• [Records for processing]:
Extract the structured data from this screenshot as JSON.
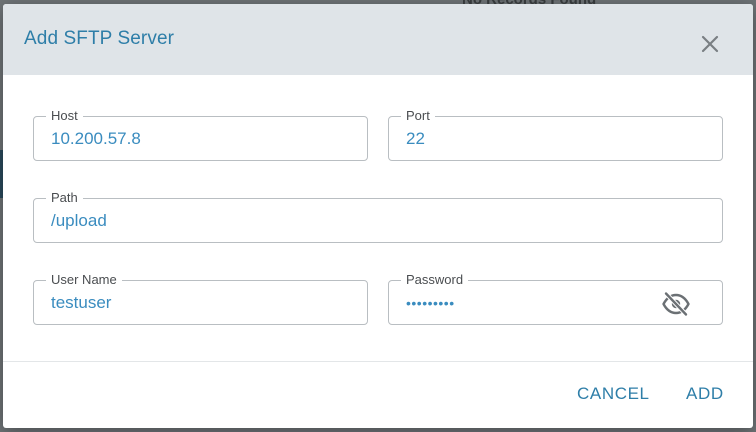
{
  "backdrop": {
    "partial_text": "No Records Found"
  },
  "dialog": {
    "title": "Add SFTP Server",
    "close_icon": "close-icon",
    "fields": {
      "host": {
        "label": "Host",
        "value": "10.200.57.8"
      },
      "port": {
        "label": "Port",
        "value": "22"
      },
      "path": {
        "label": "Path",
        "value": "/upload"
      },
      "username": {
        "label": "User Name",
        "value": "testuser"
      },
      "password": {
        "label": "Password",
        "value": "•••••••••",
        "toggle_icon": "eye-off-icon"
      }
    },
    "actions": {
      "cancel_label": "CANCEL",
      "add_label": "ADD"
    }
  },
  "colors": {
    "accent": "#2e7ea8",
    "value_text": "#3a8cbf",
    "header_bg": "#dfe4e8",
    "overlay": "#6f7477"
  }
}
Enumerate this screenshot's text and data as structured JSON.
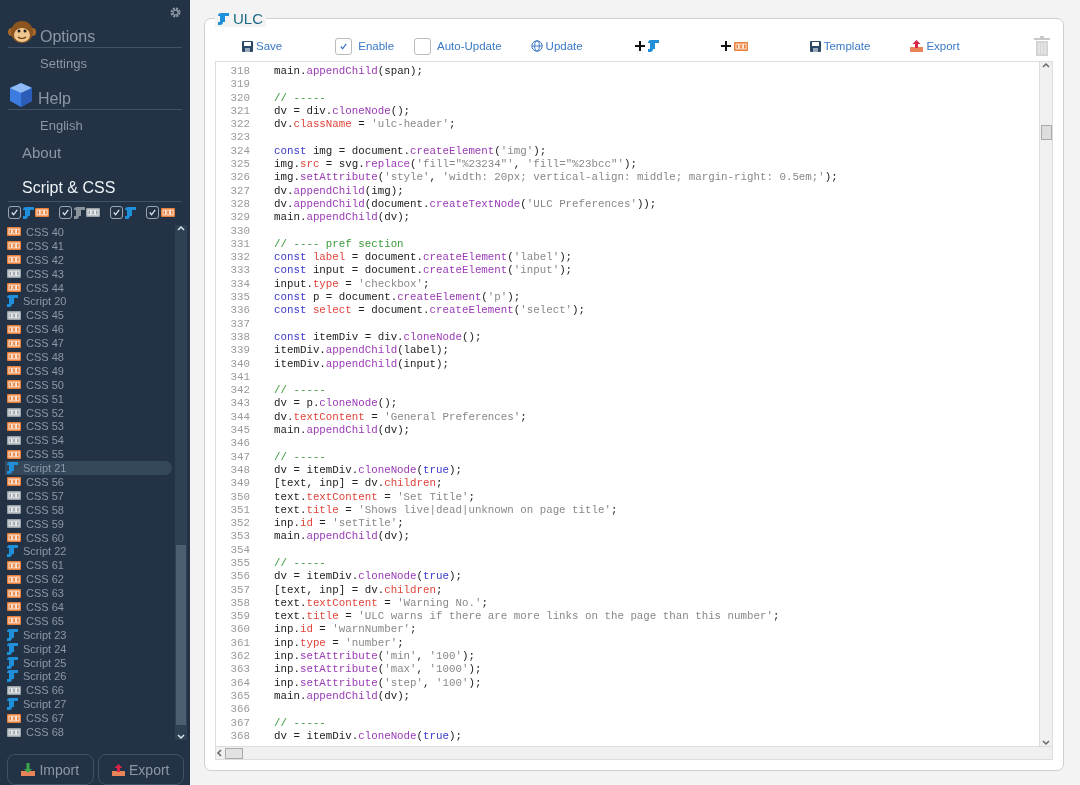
{
  "sidebar": {
    "nav": [
      {
        "kind": "heading",
        "label": "Options"
      },
      {
        "kind": "sub",
        "label": "Settings"
      },
      {
        "kind": "heading",
        "label": "Help"
      },
      {
        "kind": "sub",
        "label": "English"
      },
      {
        "kind": "link",
        "label": "About"
      },
      {
        "kind": "section",
        "label": "Script & CSS"
      }
    ],
    "filters": [
      {
        "kind": "enabled",
        "checked": true
      },
      {
        "kind": "disabled",
        "checked": true
      },
      {
        "kind": "script",
        "checked": true
      },
      {
        "kind": "css",
        "checked": true
      }
    ],
    "items": [
      {
        "kind": "css",
        "label": "CSS 40",
        "enabled": true,
        "selected": false
      },
      {
        "kind": "css",
        "label": "CSS 41",
        "enabled": true,
        "selected": false
      },
      {
        "kind": "css",
        "label": "CSS 42",
        "enabled": true,
        "selected": false
      },
      {
        "kind": "css",
        "label": "CSS 43",
        "enabled": false,
        "selected": false
      },
      {
        "kind": "css",
        "label": "CSS 44",
        "enabled": true,
        "selected": false
      },
      {
        "kind": "script",
        "label": "Script 20",
        "enabled": true,
        "selected": false
      },
      {
        "kind": "css",
        "label": "CSS 45",
        "enabled": false,
        "selected": false
      },
      {
        "kind": "css",
        "label": "CSS 46",
        "enabled": true,
        "selected": false
      },
      {
        "kind": "css",
        "label": "CSS 47",
        "enabled": true,
        "selected": false
      },
      {
        "kind": "css",
        "label": "CSS 48",
        "enabled": true,
        "selected": false
      },
      {
        "kind": "css",
        "label": "CSS 49",
        "enabled": true,
        "selected": false
      },
      {
        "kind": "css",
        "label": "CSS 50",
        "enabled": true,
        "selected": false
      },
      {
        "kind": "css",
        "label": "CSS 51",
        "enabled": true,
        "selected": false
      },
      {
        "kind": "css",
        "label": "CSS 52",
        "enabled": false,
        "selected": false
      },
      {
        "kind": "css",
        "label": "CSS 53",
        "enabled": true,
        "selected": false
      },
      {
        "kind": "css",
        "label": "CSS 54",
        "enabled": false,
        "selected": false
      },
      {
        "kind": "css",
        "label": "CSS 55",
        "enabled": true,
        "selected": false
      },
      {
        "kind": "script",
        "label": "Script 21",
        "enabled": true,
        "selected": true
      },
      {
        "kind": "css",
        "label": "CSS 56",
        "enabled": true,
        "selected": false
      },
      {
        "kind": "css",
        "label": "CSS 57",
        "enabled": false,
        "selected": false
      },
      {
        "kind": "css",
        "label": "CSS 58",
        "enabled": false,
        "selected": false
      },
      {
        "kind": "css",
        "label": "CSS 59",
        "enabled": false,
        "selected": false
      },
      {
        "kind": "css",
        "label": "CSS 60",
        "enabled": true,
        "selected": false
      },
      {
        "kind": "script",
        "label": "Script 22",
        "enabled": true,
        "selected": false
      },
      {
        "kind": "css",
        "label": "CSS 61",
        "enabled": true,
        "selected": false
      },
      {
        "kind": "css",
        "label": "CSS 62",
        "enabled": true,
        "selected": false
      },
      {
        "kind": "css",
        "label": "CSS 63",
        "enabled": true,
        "selected": false
      },
      {
        "kind": "css",
        "label": "CSS 64",
        "enabled": true,
        "selected": false
      },
      {
        "kind": "css",
        "label": "CSS 65",
        "enabled": true,
        "selected": false
      },
      {
        "kind": "script",
        "label": "Script 23",
        "enabled": true,
        "selected": false
      },
      {
        "kind": "script",
        "label": "Script 24",
        "enabled": true,
        "selected": false
      },
      {
        "kind": "script",
        "label": "Script 25",
        "enabled": true,
        "selected": false
      },
      {
        "kind": "script",
        "label": "Script 26",
        "enabled": true,
        "selected": false
      },
      {
        "kind": "css",
        "label": "CSS 66",
        "enabled": false,
        "selected": false
      },
      {
        "kind": "script",
        "label": "Script 27",
        "enabled": true,
        "selected": false
      },
      {
        "kind": "css",
        "label": "CSS 67",
        "enabled": true,
        "selected": false
      },
      {
        "kind": "css",
        "label": "CSS 68",
        "enabled": false,
        "selected": false
      }
    ],
    "buttons": [
      {
        "kind": "import",
        "label": "Import"
      },
      {
        "kind": "export",
        "label": "Export"
      }
    ]
  },
  "editor": {
    "title": "ULC",
    "toolbar": [
      {
        "kind": "save",
        "label": "Save"
      },
      {
        "kind": "checkbox",
        "label": "Enable",
        "checked": true
      },
      {
        "kind": "checkbox",
        "label": "Auto-Update",
        "checked": false
      },
      {
        "kind": "update",
        "label": "Update"
      },
      {
        "kind": "addscript"
      },
      {
        "kind": "addcss"
      },
      {
        "kind": "save",
        "label": "Template"
      },
      {
        "kind": "export",
        "label": "Export"
      },
      {
        "kind": "trash"
      }
    ],
    "lines": [
      {
        "n": "318",
        "t": [
          {
            "kind": "plain",
            "text": "main."
          },
          {
            "kind": "func",
            "text": "appendChild"
          },
          {
            "kind": "plain",
            "text": "(span);"
          }
        ]
      },
      {
        "n": "319"
      },
      {
        "n": "320",
        "t": [
          {
            "kind": "comment",
            "text": "// -----"
          }
        ]
      },
      {
        "n": "321",
        "t": [
          {
            "kind": "plain",
            "text": "dv = div."
          },
          {
            "kind": "func",
            "text": "cloneNode"
          },
          {
            "kind": "plain",
            "text": "();"
          }
        ]
      },
      {
        "n": "322",
        "t": [
          {
            "kind": "plain",
            "text": "dv."
          },
          {
            "kind": "attr",
            "text": "className"
          },
          {
            "kind": "plain",
            "text": " = "
          },
          {
            "kind": "str",
            "text": "'ulc-header'"
          },
          {
            "kind": "plain",
            "text": ";"
          }
        ]
      },
      {
        "n": "323"
      },
      {
        "n": "324",
        "t": [
          {
            "kind": "keyword",
            "text": "const"
          },
          {
            "kind": "plain",
            "text": " img = document."
          },
          {
            "kind": "func",
            "text": "createElement"
          },
          {
            "kind": "plain",
            "text": "("
          },
          {
            "kind": "str",
            "text": "'img'"
          },
          {
            "kind": "plain",
            "text": ");"
          }
        ]
      },
      {
        "n": "325",
        "t": [
          {
            "kind": "plain",
            "text": "img."
          },
          {
            "kind": "attr",
            "text": "src"
          },
          {
            "kind": "plain",
            "text": " = svg."
          },
          {
            "kind": "func",
            "text": "replace"
          },
          {
            "kind": "plain",
            "text": "("
          },
          {
            "kind": "str",
            "text": "'fill=\"%23234\"'"
          },
          {
            "kind": "plain",
            "text": ", "
          },
          {
            "kind": "str",
            "text": "'fill=\"%23bcc\"'"
          },
          {
            "kind": "plain",
            "text": ");"
          }
        ]
      },
      {
        "n": "326",
        "t": [
          {
            "kind": "plain",
            "text": "img."
          },
          {
            "kind": "func",
            "text": "setAttribute"
          },
          {
            "kind": "plain",
            "text": "("
          },
          {
            "kind": "str",
            "text": "'style'"
          },
          {
            "kind": "plain",
            "text": ", "
          },
          {
            "kind": "str",
            "text": "'width: 20px; vertical-align: middle; margin-right: 0.5em;'"
          },
          {
            "kind": "plain",
            "text": ");"
          }
        ]
      },
      {
        "n": "327",
        "t": [
          {
            "kind": "plain",
            "text": "dv."
          },
          {
            "kind": "func",
            "text": "appendChild"
          },
          {
            "kind": "plain",
            "text": "(img);"
          }
        ]
      },
      {
        "n": "328",
        "t": [
          {
            "kind": "plain",
            "text": "dv."
          },
          {
            "kind": "func",
            "text": "appendChild"
          },
          {
            "kind": "plain",
            "text": "(document."
          },
          {
            "kind": "func",
            "text": "createTextNode"
          },
          {
            "kind": "plain",
            "text": "("
          },
          {
            "kind": "str",
            "text": "'ULC Preferences'"
          },
          {
            "kind": "plain",
            "text": "));"
          }
        ]
      },
      {
        "n": "329",
        "t": [
          {
            "kind": "plain",
            "text": "main."
          },
          {
            "kind": "func",
            "text": "appendChild"
          },
          {
            "kind": "plain",
            "text": "(dv);"
          }
        ]
      },
      {
        "n": "330"
      },
      {
        "n": "331",
        "t": [
          {
            "kind": "comment",
            "text": "// ---- pref section"
          }
        ]
      },
      {
        "n": "332",
        "t": [
          {
            "kind": "keyword",
            "text": "const"
          },
          {
            "kind": "attr",
            "text": " label"
          },
          {
            "kind": "plain",
            "text": " = document."
          },
          {
            "kind": "func",
            "text": "createElement"
          },
          {
            "kind": "plain",
            "text": "("
          },
          {
            "kind": "str",
            "text": "'label'"
          },
          {
            "kind": "plain",
            "text": ");"
          }
        ]
      },
      {
        "n": "333",
        "t": [
          {
            "kind": "keyword",
            "text": "const"
          },
          {
            "kind": "plain",
            "text": " input = document."
          },
          {
            "kind": "func",
            "text": "createElement"
          },
          {
            "kind": "plain",
            "text": "("
          },
          {
            "kind": "str",
            "text": "'input'"
          },
          {
            "kind": "plain",
            "text": ");"
          }
        ]
      },
      {
        "n": "334",
        "t": [
          {
            "kind": "plain",
            "text": "input."
          },
          {
            "kind": "attr",
            "text": "type"
          },
          {
            "kind": "plain",
            "text": " = "
          },
          {
            "kind": "str",
            "text": "'checkbox'"
          },
          {
            "kind": "plain",
            "text": ";"
          }
        ]
      },
      {
        "n": "335",
        "t": [
          {
            "kind": "keyword",
            "text": "const"
          },
          {
            "kind": "plain",
            "text": " p = document."
          },
          {
            "kind": "func",
            "text": "createElement"
          },
          {
            "kind": "plain",
            "text": "("
          },
          {
            "kind": "str",
            "text": "'p'"
          },
          {
            "kind": "plain",
            "text": ");"
          }
        ]
      },
      {
        "n": "336",
        "t": [
          {
            "kind": "keyword",
            "text": "const"
          },
          {
            "kind": "attr",
            "text": " select"
          },
          {
            "kind": "plain",
            "text": " = document."
          },
          {
            "kind": "func",
            "text": "createElement"
          },
          {
            "kind": "plain",
            "text": "("
          },
          {
            "kind": "str",
            "text": "'select'"
          },
          {
            "kind": "plain",
            "text": ");"
          }
        ]
      },
      {
        "n": "337"
      },
      {
        "n": "338",
        "t": [
          {
            "kind": "keyword",
            "text": "const"
          },
          {
            "kind": "plain",
            "text": " itemDiv = div."
          },
          {
            "kind": "func",
            "text": "cloneNode"
          },
          {
            "kind": "plain",
            "text": "();"
          }
        ]
      },
      {
        "n": "339",
        "t": [
          {
            "kind": "plain",
            "text": "itemDiv."
          },
          {
            "kind": "func",
            "text": "appendChild"
          },
          {
            "kind": "plain",
            "text": "(label);"
          }
        ]
      },
      {
        "n": "340",
        "t": [
          {
            "kind": "plain",
            "text": "itemDiv."
          },
          {
            "kind": "func",
            "text": "appendChild"
          },
          {
            "kind": "plain",
            "text": "(input);"
          }
        ]
      },
      {
        "n": "341"
      },
      {
        "n": "342",
        "t": [
          {
            "kind": "comment",
            "text": "// -----"
          }
        ]
      },
      {
        "n": "343",
        "t": [
          {
            "kind": "plain",
            "text": "dv = p."
          },
          {
            "kind": "func",
            "text": "cloneNode"
          },
          {
            "kind": "plain",
            "text": "();"
          }
        ]
      },
      {
        "n": "344",
        "t": [
          {
            "kind": "plain",
            "text": "dv."
          },
          {
            "kind": "attr",
            "text": "textContent"
          },
          {
            "kind": "plain",
            "text": " = "
          },
          {
            "kind": "str",
            "text": "'General Preferences'"
          },
          {
            "kind": "plain",
            "text": ";"
          }
        ]
      },
      {
        "n": "345",
        "t": [
          {
            "kind": "plain",
            "text": "main."
          },
          {
            "kind": "func",
            "text": "appendChild"
          },
          {
            "kind": "plain",
            "text": "(dv);"
          }
        ]
      },
      {
        "n": "346"
      },
      {
        "n": "347",
        "t": [
          {
            "kind": "comment",
            "text": "// -----"
          }
        ]
      },
      {
        "n": "348",
        "t": [
          {
            "kind": "plain",
            "text": "dv = itemDiv."
          },
          {
            "kind": "func",
            "text": "cloneNode"
          },
          {
            "kind": "plain",
            "text": "("
          },
          {
            "kind": "keyword",
            "text": "true"
          },
          {
            "kind": "plain",
            "text": ");"
          }
        ]
      },
      {
        "n": "349",
        "t": [
          {
            "kind": "plain",
            "text": "[text, inp] = dv."
          },
          {
            "kind": "attr",
            "text": "children"
          },
          {
            "kind": "plain",
            "text": ";"
          }
        ]
      },
      {
        "n": "350",
        "t": [
          {
            "kind": "plain",
            "text": "text."
          },
          {
            "kind": "attr",
            "text": "textContent"
          },
          {
            "kind": "plain",
            "text": " = "
          },
          {
            "kind": "str",
            "text": "'Set Title'"
          },
          {
            "kind": "plain",
            "text": ";"
          }
        ]
      },
      {
        "n": "351",
        "t": [
          {
            "kind": "plain",
            "text": "text."
          },
          {
            "kind": "attr",
            "text": "title"
          },
          {
            "kind": "plain",
            "text": " = "
          },
          {
            "kind": "str",
            "text": "'Shows live|dead|unknown on page title'"
          },
          {
            "kind": "plain",
            "text": ";"
          }
        ]
      },
      {
        "n": "352",
        "t": [
          {
            "kind": "plain",
            "text": "inp."
          },
          {
            "kind": "attr",
            "text": "id"
          },
          {
            "kind": "plain",
            "text": " = "
          },
          {
            "kind": "str",
            "text": "'setTitle'"
          },
          {
            "kind": "plain",
            "text": ";"
          }
        ]
      },
      {
        "n": "353",
        "t": [
          {
            "kind": "plain",
            "text": "main."
          },
          {
            "kind": "func",
            "text": "appendChild"
          },
          {
            "kind": "plain",
            "text": "(dv);"
          }
        ]
      },
      {
        "n": "354"
      },
      {
        "n": "355",
        "t": [
          {
            "kind": "comment",
            "text": "// -----"
          }
        ]
      },
      {
        "n": "356",
        "t": [
          {
            "kind": "plain",
            "text": "dv = itemDiv."
          },
          {
            "kind": "func",
            "text": "cloneNode"
          },
          {
            "kind": "plain",
            "text": "("
          },
          {
            "kind": "keyword",
            "text": "true"
          },
          {
            "kind": "plain",
            "text": ");"
          }
        ]
      },
      {
        "n": "357",
        "t": [
          {
            "kind": "plain",
            "text": "[text, inp] = dv."
          },
          {
            "kind": "attr",
            "text": "children"
          },
          {
            "kind": "plain",
            "text": ";"
          }
        ]
      },
      {
        "n": "358",
        "t": [
          {
            "kind": "plain",
            "text": "text."
          },
          {
            "kind": "attr",
            "text": "textContent"
          },
          {
            "kind": "plain",
            "text": " = "
          },
          {
            "kind": "str",
            "text": "'Warning No.'"
          },
          {
            "kind": "plain",
            "text": ";"
          }
        ]
      },
      {
        "n": "359",
        "t": [
          {
            "kind": "plain",
            "text": "text."
          },
          {
            "kind": "attr",
            "text": "title"
          },
          {
            "kind": "plain",
            "text": " = "
          },
          {
            "kind": "str",
            "text": "'ULC warns if there are more links on the page than this number'"
          },
          {
            "kind": "plain",
            "text": ";"
          }
        ]
      },
      {
        "n": "360",
        "t": [
          {
            "kind": "plain",
            "text": "inp."
          },
          {
            "kind": "attr",
            "text": "id"
          },
          {
            "kind": "plain",
            "text": " = "
          },
          {
            "kind": "str",
            "text": "'warnNumber'"
          },
          {
            "kind": "plain",
            "text": ";"
          }
        ]
      },
      {
        "n": "361",
        "t": [
          {
            "kind": "plain",
            "text": "inp."
          },
          {
            "kind": "attr",
            "text": "type"
          },
          {
            "kind": "plain",
            "text": " = "
          },
          {
            "kind": "str",
            "text": "'number'"
          },
          {
            "kind": "plain",
            "text": ";"
          }
        ]
      },
      {
        "n": "362",
        "t": [
          {
            "kind": "plain",
            "text": "inp."
          },
          {
            "kind": "func",
            "text": "setAttribute"
          },
          {
            "kind": "plain",
            "text": "("
          },
          {
            "kind": "str",
            "text": "'min'"
          },
          {
            "kind": "plain",
            "text": ", "
          },
          {
            "kind": "str",
            "text": "'100'"
          },
          {
            "kind": "plain",
            "text": ");"
          }
        ]
      },
      {
        "n": "363",
        "t": [
          {
            "kind": "plain",
            "text": "inp."
          },
          {
            "kind": "func",
            "text": "setAttribute"
          },
          {
            "kind": "plain",
            "text": "("
          },
          {
            "kind": "str",
            "text": "'max'"
          },
          {
            "kind": "plain",
            "text": ", "
          },
          {
            "kind": "str",
            "text": "'1000'"
          },
          {
            "kind": "plain",
            "text": ");"
          }
        ]
      },
      {
        "n": "364",
        "t": [
          {
            "kind": "plain",
            "text": "inp."
          },
          {
            "kind": "func",
            "text": "setAttribute"
          },
          {
            "kind": "plain",
            "text": "("
          },
          {
            "kind": "str",
            "text": "'step'"
          },
          {
            "kind": "plain",
            "text": ", "
          },
          {
            "kind": "str",
            "text": "'100'"
          },
          {
            "kind": "plain",
            "text": ");"
          }
        ]
      },
      {
        "n": "365",
        "t": [
          {
            "kind": "plain",
            "text": "main."
          },
          {
            "kind": "func",
            "text": "appendChild"
          },
          {
            "kind": "plain",
            "text": "(dv);"
          }
        ]
      },
      {
        "n": "366"
      },
      {
        "n": "367",
        "t": [
          {
            "kind": "comment",
            "text": "// -----"
          }
        ]
      },
      {
        "n": "368",
        "t": [
          {
            "kind": "plain",
            "text": "dv = itemDiv."
          },
          {
            "kind": "func",
            "text": "cloneNode"
          },
          {
            "kind": "plain",
            "text": "("
          },
          {
            "kind": "keyword",
            "text": "true"
          },
          {
            "kind": "plain",
            "text": ");"
          }
        ]
      }
    ]
  }
}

• [Instructions to follow]:
Search the lines above for the string "Preferences", then show every one that has it.

• [Result for this exercise]:
            "text": "'ULC Preferences'"
            "text": "'General Preferences'"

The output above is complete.